Return the whole listing, keeping every character the same.
· · ·
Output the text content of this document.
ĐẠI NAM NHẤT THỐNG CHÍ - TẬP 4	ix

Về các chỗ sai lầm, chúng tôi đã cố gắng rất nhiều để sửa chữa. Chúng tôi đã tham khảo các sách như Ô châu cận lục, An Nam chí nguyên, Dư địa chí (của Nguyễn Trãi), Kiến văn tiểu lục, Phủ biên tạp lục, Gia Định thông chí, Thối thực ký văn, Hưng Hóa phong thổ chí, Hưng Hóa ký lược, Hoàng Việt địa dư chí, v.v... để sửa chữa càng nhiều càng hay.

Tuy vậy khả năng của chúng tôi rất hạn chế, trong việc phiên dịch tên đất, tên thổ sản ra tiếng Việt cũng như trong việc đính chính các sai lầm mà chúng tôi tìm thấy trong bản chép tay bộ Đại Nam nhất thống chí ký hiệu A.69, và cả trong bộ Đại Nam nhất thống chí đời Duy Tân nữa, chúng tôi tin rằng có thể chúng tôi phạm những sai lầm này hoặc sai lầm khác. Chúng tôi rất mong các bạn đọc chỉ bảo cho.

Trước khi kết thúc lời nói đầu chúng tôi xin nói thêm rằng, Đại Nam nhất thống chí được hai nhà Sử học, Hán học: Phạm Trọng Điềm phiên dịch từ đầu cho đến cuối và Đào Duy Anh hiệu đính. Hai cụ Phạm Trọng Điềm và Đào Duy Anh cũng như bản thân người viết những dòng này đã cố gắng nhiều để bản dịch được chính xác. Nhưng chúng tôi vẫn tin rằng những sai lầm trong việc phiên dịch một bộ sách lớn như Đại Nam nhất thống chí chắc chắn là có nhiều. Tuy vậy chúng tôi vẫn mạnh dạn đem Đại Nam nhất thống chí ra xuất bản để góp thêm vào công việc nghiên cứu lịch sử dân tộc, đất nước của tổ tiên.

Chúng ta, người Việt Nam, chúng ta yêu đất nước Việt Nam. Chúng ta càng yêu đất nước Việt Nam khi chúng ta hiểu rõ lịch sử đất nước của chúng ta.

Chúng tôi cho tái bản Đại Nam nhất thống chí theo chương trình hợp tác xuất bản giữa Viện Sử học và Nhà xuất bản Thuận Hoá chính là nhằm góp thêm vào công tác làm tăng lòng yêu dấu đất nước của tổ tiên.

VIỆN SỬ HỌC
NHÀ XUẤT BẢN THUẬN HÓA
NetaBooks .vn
· · ·
The output –
Output the text content of this document.
ĐẠI NAM NHẤT THỐNG CHÍ - TẬP 4	ix

Về các chỗ sai lầm, chúng tôi đã cố gắng rất nhiều để sửa chữa. Chúng tôi đã tham khảo các sách như Ô châu cận lục, An Nam chí nguyên, Dư địa chí (của Nguyễn Trãi), Kiến văn tiểu lục, Phủ biên tạp lục, Gia Định thông chí, Thối thực ký văn, Hưng Hóa phong thổ chí, Hưng Hóa ký lược, Hoàng Việt địa dư chí, v.v... để sửa chữa càng nhiều càng hay.

Tuy vậy khả năng của chúng tôi rất hạn chế, trong việc phiên dịch tên đất, tên thổ sản ra tiếng Việt cũng như trong việc đính chính các sai lầm mà chúng tôi tìm thấy trong bản chép tay bộ Đại Nam nhất thống chí ký hiệu A.69, và cả trong bộ Đại Nam nhất thống chí đời Duy Tân nữa, chúng tôi tin rằng có thể chúng tôi phạm những sai lầm này hoặc sai lầm khác. Chúng tôi rất mong các bạn đọc chỉ bảo cho.

Trước khi kết thúc lời nói đầu chúng tôi xin nói thêm rằng, Đại Nam nhất thống chí được hai nhà Sử học, Hán học: Phạm Trọng Điềm phiên dịch từ đầu cho đến cuối và Đào Duy Anh hiệu đính. Hai cụ Phạm Trọng Điềm và Đào Duy Anh cũng như bản thân người viết những dòng này đã cố gắng nhiều để bản dịch được chính xác. Nhưng chúng tôi vẫn tin rằng những sai lầm trong việc phiên dịch một bộ sách lớn như Đại Nam nhất thống chí chắc chắn là có nhiều. Tuy vậy chúng tôi vẫn mạnh dạn đem Đại Nam nhất thống chí ra xuất bản để góp thêm vào công việc nghiên cứu lịch sử dân tộc, đất nước của tổ tiên.

Chúng ta, người Việt Nam, chúng ta yêu đất nước Việt Nam. Chúng ta càng yêu đất nước Việt Nam khi chúng ta hiểu rõ lịch sử đất nước của chúng ta.

Chúng tôi cho tái bản Đại Nam nhất thống chí theo chương trình hợp tác xuất bản giữa Viện Sử học và Nhà xuất bản Thuận Hoá chính là nhằm góp thêm vào công tác làm tăng lòng yêu dấu đất nước của tổ tiên.

VIỆN SỬ HỌC
NHÀ XUẤT BẢN THUẬN HÓA
NetaBooks .vn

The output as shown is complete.